▶ _Information supplied_
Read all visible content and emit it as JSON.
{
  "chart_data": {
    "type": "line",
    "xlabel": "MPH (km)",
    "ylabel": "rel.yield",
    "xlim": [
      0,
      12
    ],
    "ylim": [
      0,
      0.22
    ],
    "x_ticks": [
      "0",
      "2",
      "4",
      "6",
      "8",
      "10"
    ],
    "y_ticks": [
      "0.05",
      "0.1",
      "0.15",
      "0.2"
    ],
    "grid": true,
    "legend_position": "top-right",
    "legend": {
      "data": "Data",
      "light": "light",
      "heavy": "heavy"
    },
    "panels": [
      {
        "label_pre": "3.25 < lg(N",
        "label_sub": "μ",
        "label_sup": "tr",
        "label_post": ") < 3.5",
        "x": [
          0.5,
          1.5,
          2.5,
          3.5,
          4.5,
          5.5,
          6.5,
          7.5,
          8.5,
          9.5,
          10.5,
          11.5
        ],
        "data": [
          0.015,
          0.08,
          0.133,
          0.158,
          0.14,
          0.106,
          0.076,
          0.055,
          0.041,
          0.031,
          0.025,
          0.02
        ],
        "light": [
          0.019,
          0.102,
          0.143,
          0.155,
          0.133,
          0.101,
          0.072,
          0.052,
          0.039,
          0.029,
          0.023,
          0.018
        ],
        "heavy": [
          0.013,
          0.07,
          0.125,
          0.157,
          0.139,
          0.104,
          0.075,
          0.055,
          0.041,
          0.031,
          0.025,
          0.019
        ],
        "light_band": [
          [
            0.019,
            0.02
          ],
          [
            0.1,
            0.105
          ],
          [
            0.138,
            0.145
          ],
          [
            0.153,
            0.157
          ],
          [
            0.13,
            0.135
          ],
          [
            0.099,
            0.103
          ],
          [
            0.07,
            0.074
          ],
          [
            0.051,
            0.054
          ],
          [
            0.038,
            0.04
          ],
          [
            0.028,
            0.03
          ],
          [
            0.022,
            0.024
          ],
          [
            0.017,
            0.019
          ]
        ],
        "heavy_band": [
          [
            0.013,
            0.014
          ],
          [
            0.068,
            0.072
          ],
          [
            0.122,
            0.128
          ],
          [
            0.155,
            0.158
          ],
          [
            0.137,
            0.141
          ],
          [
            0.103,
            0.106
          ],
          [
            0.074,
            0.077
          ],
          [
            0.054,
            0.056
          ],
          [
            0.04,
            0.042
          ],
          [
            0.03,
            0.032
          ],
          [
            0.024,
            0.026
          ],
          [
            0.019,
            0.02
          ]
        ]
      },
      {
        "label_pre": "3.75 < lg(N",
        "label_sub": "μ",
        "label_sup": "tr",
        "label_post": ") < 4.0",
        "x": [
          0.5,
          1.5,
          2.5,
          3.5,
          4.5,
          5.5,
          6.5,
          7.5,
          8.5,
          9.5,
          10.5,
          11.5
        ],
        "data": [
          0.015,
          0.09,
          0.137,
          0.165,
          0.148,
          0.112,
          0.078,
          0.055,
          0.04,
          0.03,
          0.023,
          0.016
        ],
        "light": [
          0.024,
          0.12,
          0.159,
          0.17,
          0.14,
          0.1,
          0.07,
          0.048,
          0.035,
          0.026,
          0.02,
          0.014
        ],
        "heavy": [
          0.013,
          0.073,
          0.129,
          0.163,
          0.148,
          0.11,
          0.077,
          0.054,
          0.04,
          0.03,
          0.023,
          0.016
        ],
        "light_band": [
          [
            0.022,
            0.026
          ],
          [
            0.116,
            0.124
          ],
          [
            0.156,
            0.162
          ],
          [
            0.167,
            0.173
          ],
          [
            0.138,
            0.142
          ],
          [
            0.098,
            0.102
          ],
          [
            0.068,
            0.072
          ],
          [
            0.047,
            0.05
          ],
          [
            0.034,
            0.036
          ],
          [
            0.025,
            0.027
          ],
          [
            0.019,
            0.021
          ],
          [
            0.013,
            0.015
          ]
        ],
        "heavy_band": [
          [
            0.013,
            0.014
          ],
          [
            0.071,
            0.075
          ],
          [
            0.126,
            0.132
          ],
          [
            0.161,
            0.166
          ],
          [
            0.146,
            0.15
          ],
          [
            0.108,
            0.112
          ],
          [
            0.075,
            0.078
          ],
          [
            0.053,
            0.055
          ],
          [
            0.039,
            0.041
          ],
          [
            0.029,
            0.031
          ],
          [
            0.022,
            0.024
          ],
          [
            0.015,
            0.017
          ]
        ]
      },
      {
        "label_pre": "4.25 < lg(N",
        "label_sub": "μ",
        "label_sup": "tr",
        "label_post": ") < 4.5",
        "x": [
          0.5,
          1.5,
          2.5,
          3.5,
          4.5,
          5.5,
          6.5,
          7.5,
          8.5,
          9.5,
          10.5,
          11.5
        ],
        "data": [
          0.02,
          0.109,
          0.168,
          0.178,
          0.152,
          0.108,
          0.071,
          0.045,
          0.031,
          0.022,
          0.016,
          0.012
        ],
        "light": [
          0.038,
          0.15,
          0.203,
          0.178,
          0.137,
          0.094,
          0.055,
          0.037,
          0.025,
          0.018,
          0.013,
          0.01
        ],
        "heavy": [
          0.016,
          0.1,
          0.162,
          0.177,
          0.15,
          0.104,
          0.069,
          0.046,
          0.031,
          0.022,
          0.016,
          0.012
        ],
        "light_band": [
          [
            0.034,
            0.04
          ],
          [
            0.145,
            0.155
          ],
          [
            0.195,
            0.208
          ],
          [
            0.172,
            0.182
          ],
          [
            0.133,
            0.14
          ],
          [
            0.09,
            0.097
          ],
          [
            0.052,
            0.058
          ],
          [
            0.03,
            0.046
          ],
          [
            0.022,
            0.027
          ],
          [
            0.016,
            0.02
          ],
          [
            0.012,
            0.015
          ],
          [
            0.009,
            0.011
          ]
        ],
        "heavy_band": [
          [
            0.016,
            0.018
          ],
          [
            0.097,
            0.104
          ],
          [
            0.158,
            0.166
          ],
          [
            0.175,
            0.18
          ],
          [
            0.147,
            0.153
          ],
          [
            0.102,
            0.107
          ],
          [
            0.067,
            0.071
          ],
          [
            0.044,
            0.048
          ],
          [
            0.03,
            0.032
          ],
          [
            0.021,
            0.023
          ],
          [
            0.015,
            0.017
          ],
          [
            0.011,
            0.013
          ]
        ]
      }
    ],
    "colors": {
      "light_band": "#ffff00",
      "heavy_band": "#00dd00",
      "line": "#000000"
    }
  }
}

▶ _Exercise description_
All of the lines above need to be given again exactly.

▶ _Answer below_
Read all visible content and emit it as JSON.
{
  "chart_data": {
    "type": "line",
    "xlabel": "MPH (km)",
    "ylabel": "rel.yield",
    "xlim": [
      0,
      12
    ],
    "ylim": [
      0,
      0.22
    ],
    "x_ticks": [
      "0",
      "2",
      "4",
      "6",
      "8",
      "10"
    ],
    "y_ticks": [
      "0.05",
      "0.1",
      "0.15",
      "0.2"
    ],
    "grid": true,
    "legend_position": "top-right",
    "legend": {
      "data": "Data",
      "light": "light",
      "heavy": "heavy"
    },
    "panels": [
      {
        "label_pre": "3.25 < lg(N",
        "label_sub": "μ",
        "label_sup": "tr",
        "label_post": ") < 3.5",
        "x": [
          0.5,
          1.5,
          2.5,
          3.5,
          4.5,
          5.5,
          6.5,
          7.5,
          8.5,
          9.5,
          10.5,
          11.5
        ],
        "data": [
          0.015,
          0.08,
          0.133,
          0.158,
          0.14,
          0.106,
          0.076,
          0.055,
          0.041,
          0.031,
          0.025,
          0.02
        ],
        "light": [
          0.019,
          0.102,
          0.143,
          0.155,
          0.133,
          0.101,
          0.072,
          0.052,
          0.039,
          0.029,
          0.023,
          0.018
        ],
        "heavy": [
          0.013,
          0.07,
          0.125,
          0.157,
          0.139,
          0.104,
          0.075,
          0.055,
          0.041,
          0.031,
          0.025,
          0.019
        ],
        "light_band": [
          [
            0.019,
            0.02
          ],
          [
            0.1,
            0.105
          ],
          [
            0.138,
            0.145
          ],
          [
            0.153,
            0.157
          ],
          [
            0.13,
            0.135
          ],
          [
            0.099,
            0.103
          ],
          [
            0.07,
            0.074
          ],
          [
            0.051,
            0.054
          ],
          [
            0.038,
            0.04
          ],
          [
            0.028,
            0.03
          ],
          [
            0.022,
            0.024
          ],
          [
            0.017,
            0.019
          ]
        ],
        "heavy_band": [
          [
            0.013,
            0.014
          ],
          [
            0.068,
            0.072
          ],
          [
            0.122,
            0.128
          ],
          [
            0.155,
            0.158
          ],
          [
            0.137,
            0.141
          ],
          [
            0.103,
            0.106
          ],
          [
            0.074,
            0.077
          ],
          [
            0.054,
            0.056
          ],
          [
            0.04,
            0.042
          ],
          [
            0.03,
            0.032
          ],
          [
            0.024,
            0.026
          ],
          [
            0.019,
            0.02
          ]
        ]
      },
      {
        "label_pre": "3.75 < lg(N",
        "label_sub": "μ",
        "label_sup": "tr",
        "label_post": ") < 4.0",
        "x": [
          0.5,
          1.5,
          2.5,
          3.5,
          4.5,
          5.5,
          6.5,
          7.5,
          8.5,
          9.5,
          10.5,
          11.5
        ],
        "data": [
          0.015,
          0.09,
          0.137,
          0.165,
          0.148,
          0.112,
          0.078,
          0.055,
          0.04,
          0.03,
          0.023,
          0.016
        ],
        "light": [
          0.024,
          0.12,
          0.159,
          0.17,
          0.14,
          0.1,
          0.07,
          0.048,
          0.035,
          0.026,
          0.02,
          0.014
        ],
        "heavy": [
          0.013,
          0.073,
          0.129,
          0.163,
          0.148,
          0.11,
          0.077,
          0.054,
          0.04,
          0.03,
          0.023,
          0.016
        ],
        "light_band": [
          [
            0.022,
            0.026
          ],
          [
            0.116,
            0.124
          ],
          [
            0.156,
            0.162
          ],
          [
            0.167,
            0.173
          ],
          [
            0.138,
            0.142
          ],
          [
            0.098,
            0.102
          ],
          [
            0.068,
            0.072
          ],
          [
            0.047,
            0.05
          ],
          [
            0.034,
            0.036
          ],
          [
            0.025,
            0.027
          ],
          [
            0.019,
            0.021
          ],
          [
            0.013,
            0.015
          ]
        ],
        "heavy_band": [
          [
            0.013,
            0.014
          ],
          [
            0.071,
            0.075
          ],
          [
            0.126,
            0.132
          ],
          [
            0.161,
            0.166
          ],
          [
            0.146,
            0.15
          ],
          [
            0.108,
            0.112
          ],
          [
            0.075,
            0.078
          ],
          [
            0.053,
            0.055
          ],
          [
            0.039,
            0.041
          ],
          [
            0.029,
            0.031
          ],
          [
            0.022,
            0.024
          ],
          [
            0.015,
            0.017
          ]
        ]
      },
      {
        "label_pre": "4.25 < lg(N",
        "label_sub": "μ",
        "label_sup": "tr",
        "label_post": ") < 4.5",
        "x": [
          0.5,
          1.5,
          2.5,
          3.5,
          4.5,
          5.5,
          6.5,
          7.5,
          8.5,
          9.5,
          10.5,
          11.5
        ],
        "data": [
          0.02,
          0.109,
          0.168,
          0.178,
          0.152,
          0.108,
          0.071,
          0.045,
          0.031,
          0.022,
          0.016,
          0.012
        ],
        "light": [
          0.038,
          0.15,
          0.203,
          0.178,
          0.137,
          0.094,
          0.055,
          0.037,
          0.025,
          0.018,
          0.013,
          0.01
        ],
        "heavy": [
          0.016,
          0.1,
          0.162,
          0.177,
          0.15,
          0.104,
          0.069,
          0.046,
          0.031,
          0.022,
          0.016,
          0.012
        ],
        "light_band": [
          [
            0.034,
            0.04
          ],
          [
            0.145,
            0.155
          ],
          [
            0.195,
            0.208
          ],
          [
            0.172,
            0.182
          ],
          [
            0.133,
            0.14
          ],
          [
            0.09,
            0.097
          ],
          [
            0.052,
            0.058
          ],
          [
            0.03,
            0.046
          ],
          [
            0.022,
            0.027
          ],
          [
            0.016,
            0.02
          ],
          [
            0.012,
            0.015
          ],
          [
            0.009,
            0.011
          ]
        ],
        "heavy_band": [
          [
            0.016,
            0.018
          ],
          [
            0.097,
            0.104
          ],
          [
            0.158,
            0.166
          ],
          [
            0.175,
            0.18
          ],
          [
            0.147,
            0.153
          ],
          [
            0.102,
            0.107
          ],
          [
            0.067,
            0.071
          ],
          [
            0.044,
            0.048
          ],
          [
            0.03,
            0.032
          ],
          [
            0.021,
            0.023
          ],
          [
            0.015,
            0.017
          ],
          [
            0.011,
            0.013
          ]
        ]
      }
    ],
    "colors": {
      "light_band": "#ffff00",
      "heavy_band": "#00dd00",
      "line": "#000000"
    }
  }
}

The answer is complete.